◆ Rows

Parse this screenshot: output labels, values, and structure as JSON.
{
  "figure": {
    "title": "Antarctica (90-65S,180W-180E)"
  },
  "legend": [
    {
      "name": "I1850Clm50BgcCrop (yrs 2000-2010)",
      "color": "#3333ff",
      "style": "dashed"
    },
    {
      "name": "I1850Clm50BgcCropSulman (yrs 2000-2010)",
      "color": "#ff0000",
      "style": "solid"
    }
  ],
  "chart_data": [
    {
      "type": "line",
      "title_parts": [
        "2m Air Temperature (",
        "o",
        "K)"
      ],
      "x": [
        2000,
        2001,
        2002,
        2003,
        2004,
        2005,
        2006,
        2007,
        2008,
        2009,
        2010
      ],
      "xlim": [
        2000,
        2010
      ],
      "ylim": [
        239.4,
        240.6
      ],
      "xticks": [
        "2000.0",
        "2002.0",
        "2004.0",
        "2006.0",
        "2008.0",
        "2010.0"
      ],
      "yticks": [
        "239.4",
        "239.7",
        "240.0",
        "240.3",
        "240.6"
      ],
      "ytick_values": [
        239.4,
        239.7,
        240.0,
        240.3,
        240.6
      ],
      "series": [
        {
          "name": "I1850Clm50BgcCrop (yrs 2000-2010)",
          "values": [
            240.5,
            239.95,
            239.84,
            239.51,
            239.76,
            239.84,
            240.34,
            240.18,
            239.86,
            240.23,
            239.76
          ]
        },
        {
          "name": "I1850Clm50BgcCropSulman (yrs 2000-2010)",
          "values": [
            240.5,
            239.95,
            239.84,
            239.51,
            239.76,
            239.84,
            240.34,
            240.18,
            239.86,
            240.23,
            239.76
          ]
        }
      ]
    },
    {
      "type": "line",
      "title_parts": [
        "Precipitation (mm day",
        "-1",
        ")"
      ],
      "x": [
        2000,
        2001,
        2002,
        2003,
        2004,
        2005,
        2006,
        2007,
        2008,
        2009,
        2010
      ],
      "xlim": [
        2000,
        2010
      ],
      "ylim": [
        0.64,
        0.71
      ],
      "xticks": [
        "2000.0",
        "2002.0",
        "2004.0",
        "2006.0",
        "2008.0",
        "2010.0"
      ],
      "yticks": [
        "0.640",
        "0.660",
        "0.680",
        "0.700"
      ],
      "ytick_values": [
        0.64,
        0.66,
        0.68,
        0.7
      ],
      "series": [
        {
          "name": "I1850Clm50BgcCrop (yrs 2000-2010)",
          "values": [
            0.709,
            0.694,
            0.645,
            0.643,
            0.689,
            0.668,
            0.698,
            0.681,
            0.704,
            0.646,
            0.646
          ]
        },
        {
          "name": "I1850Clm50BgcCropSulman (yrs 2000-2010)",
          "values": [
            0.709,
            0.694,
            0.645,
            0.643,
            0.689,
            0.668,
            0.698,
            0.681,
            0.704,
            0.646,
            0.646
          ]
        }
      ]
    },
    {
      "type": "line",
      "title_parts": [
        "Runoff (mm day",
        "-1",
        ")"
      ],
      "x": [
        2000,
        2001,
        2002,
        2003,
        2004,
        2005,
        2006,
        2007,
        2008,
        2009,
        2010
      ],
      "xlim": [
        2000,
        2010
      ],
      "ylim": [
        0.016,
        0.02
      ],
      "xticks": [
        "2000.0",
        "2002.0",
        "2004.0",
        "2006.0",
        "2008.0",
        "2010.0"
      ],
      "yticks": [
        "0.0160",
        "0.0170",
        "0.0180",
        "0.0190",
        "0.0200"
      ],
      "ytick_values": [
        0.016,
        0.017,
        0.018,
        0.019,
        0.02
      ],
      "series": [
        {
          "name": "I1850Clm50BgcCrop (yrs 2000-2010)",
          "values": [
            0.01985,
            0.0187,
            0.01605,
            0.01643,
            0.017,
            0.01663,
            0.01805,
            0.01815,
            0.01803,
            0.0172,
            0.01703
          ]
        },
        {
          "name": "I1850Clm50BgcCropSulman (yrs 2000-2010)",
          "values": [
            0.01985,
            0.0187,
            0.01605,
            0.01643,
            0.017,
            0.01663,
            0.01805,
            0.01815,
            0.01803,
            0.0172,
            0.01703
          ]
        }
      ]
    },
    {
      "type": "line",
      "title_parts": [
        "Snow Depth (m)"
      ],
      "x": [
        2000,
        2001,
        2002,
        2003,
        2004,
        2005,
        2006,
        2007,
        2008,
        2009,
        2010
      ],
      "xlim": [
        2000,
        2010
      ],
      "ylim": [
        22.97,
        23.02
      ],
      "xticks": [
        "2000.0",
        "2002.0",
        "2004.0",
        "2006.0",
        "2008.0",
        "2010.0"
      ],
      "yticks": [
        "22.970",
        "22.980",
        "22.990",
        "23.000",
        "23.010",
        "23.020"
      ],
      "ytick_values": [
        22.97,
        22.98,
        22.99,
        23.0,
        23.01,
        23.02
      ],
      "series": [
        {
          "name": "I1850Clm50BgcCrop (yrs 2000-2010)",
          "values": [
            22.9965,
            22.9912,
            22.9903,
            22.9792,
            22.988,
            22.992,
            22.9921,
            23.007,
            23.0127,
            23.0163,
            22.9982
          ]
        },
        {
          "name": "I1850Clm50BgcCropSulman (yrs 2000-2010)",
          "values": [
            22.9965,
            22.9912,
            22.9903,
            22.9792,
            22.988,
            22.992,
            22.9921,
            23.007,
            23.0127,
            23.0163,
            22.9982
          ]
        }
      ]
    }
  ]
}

◆ What is asked
Each line above must be reproduced exactly as it stands.

◆ Output of the exercise
Parse this screenshot: output labels, values, and structure as JSON.
{
  "figure": {
    "title": "Antarctica (90-65S,180W-180E)"
  },
  "legend": [
    {
      "name": "I1850Clm50BgcCrop (yrs 2000-2010)",
      "color": "#3333ff",
      "style": "dashed"
    },
    {
      "name": "I1850Clm50BgcCropSulman (yrs 2000-2010)",
      "color": "#ff0000",
      "style": "solid"
    }
  ],
  "chart_data": [
    {
      "type": "line",
      "title_parts": [
        "2m Air Temperature (",
        "o",
        "K)"
      ],
      "x": [
        2000,
        2001,
        2002,
        2003,
        2004,
        2005,
        2006,
        2007,
        2008,
        2009,
        2010
      ],
      "xlim": [
        2000,
        2010
      ],
      "ylim": [
        239.4,
        240.6
      ],
      "xticks": [
        "2000.0",
        "2002.0",
        "2004.0",
        "2006.0",
        "2008.0",
        "2010.0"
      ],
      "yticks": [
        "239.4",
        "239.7",
        "240.0",
        "240.3",
        "240.6"
      ],
      "ytick_values": [
        239.4,
        239.7,
        240.0,
        240.3,
        240.6
      ],
      "series": [
        {
          "name": "I1850Clm50BgcCrop (yrs 2000-2010)",
          "values": [
            240.5,
            239.95,
            239.84,
            239.51,
            239.76,
            239.84,
            240.34,
            240.18,
            239.86,
            240.23,
            239.76
          ]
        },
        {
          "name": "I1850Clm50BgcCropSulman (yrs 2000-2010)",
          "values": [
            240.5,
            239.95,
            239.84,
            239.51,
            239.76,
            239.84,
            240.34,
            240.18,
            239.86,
            240.23,
            239.76
          ]
        }
      ]
    },
    {
      "type": "line",
      "title_parts": [
        "Precipitation (mm day",
        "-1",
        ")"
      ],
      "x": [
        2000,
        2001,
        2002,
        2003,
        2004,
        2005,
        2006,
        2007,
        2008,
        2009,
        2010
      ],
      "xlim": [
        2000,
        2010
      ],
      "ylim": [
        0.64,
        0.71
      ],
      "xticks": [
        "2000.0",
        "2002.0",
        "2004.0",
        "2006.0",
        "2008.0",
        "2010.0"
      ],
      "yticks": [
        "0.640",
        "0.660",
        "0.680",
        "0.700"
      ],
      "ytick_values": [
        0.64,
        0.66,
        0.68,
        0.7
      ],
      "series": [
        {
          "name": "I1850Clm50BgcCrop (yrs 2000-2010)",
          "values": [
            0.709,
            0.694,
            0.645,
            0.643,
            0.689,
            0.668,
            0.698,
            0.681,
            0.704,
            0.646,
            0.646
          ]
        },
        {
          "name": "I1850Clm50BgcCropSulman (yrs 2000-2010)",
          "values": [
            0.709,
            0.694,
            0.645,
            0.643,
            0.689,
            0.668,
            0.698,
            0.681,
            0.704,
            0.646,
            0.646
          ]
        }
      ]
    },
    {
      "type": "line",
      "title_parts": [
        "Runoff (mm day",
        "-1",
        ")"
      ],
      "x": [
        2000,
        2001,
        2002,
        2003,
        2004,
        2005,
        2006,
        2007,
        2008,
        2009,
        2010
      ],
      "xlim": [
        2000,
        2010
      ],
      "ylim": [
        0.016,
        0.02
      ],
      "xticks": [
        "2000.0",
        "2002.0",
        "2004.0",
        "2006.0",
        "2008.0",
        "2010.0"
      ],
      "yticks": [
        "0.0160",
        "0.0170",
        "0.0180",
        "0.0190",
        "0.0200"
      ],
      "ytick_values": [
        0.016,
        0.017,
        0.018,
        0.019,
        0.02
      ],
      "series": [
        {
          "name": "I1850Clm50BgcCrop (yrs 2000-2010)",
          "values": [
            0.01985,
            0.0187,
            0.01605,
            0.01643,
            0.017,
            0.01663,
            0.01805,
            0.01815,
            0.01803,
            0.0172,
            0.01703
          ]
        },
        {
          "name": "I1850Clm50BgcCropSulman (yrs 2000-2010)",
          "values": [
            0.01985,
            0.0187,
            0.01605,
            0.01643,
            0.017,
            0.01663,
            0.01805,
            0.01815,
            0.01803,
            0.0172,
            0.01703
          ]
        }
      ]
    },
    {
      "type": "line",
      "title_parts": [
        "Snow Depth (m)"
      ],
      "x": [
        2000,
        2001,
        2002,
        2003,
        2004,
        2005,
        2006,
        2007,
        2008,
        2009,
        2010
      ],
      "xlim": [
        2000,
        2010
      ],
      "ylim": [
        22.97,
        23.02
      ],
      "xticks": [
        "2000.0",
        "2002.0",
        "2004.0",
        "2006.0",
        "2008.0",
        "2010.0"
      ],
      "yticks": [
        "22.970",
        "22.980",
        "22.990",
        "23.000",
        "23.010",
        "23.020"
      ],
      "ytick_values": [
        22.97,
        22.98,
        22.99,
        23.0,
        23.01,
        23.02
      ],
      "series": [
        {
          "name": "I1850Clm50BgcCrop (yrs 2000-2010)",
          "values": [
            22.9965,
            22.9912,
            22.9903,
            22.9792,
            22.988,
            22.992,
            22.9921,
            23.007,
            23.0127,
            23.0163,
            22.9982
          ]
        },
        {
          "name": "I1850Clm50BgcCropSulman (yrs 2000-2010)",
          "values": [
            22.9965,
            22.9912,
            22.9903,
            22.9792,
            22.988,
            22.992,
            22.9921,
            23.007,
            23.0127,
            23.0163,
            22.9982
          ]
        }
      ]
    }
  ]
}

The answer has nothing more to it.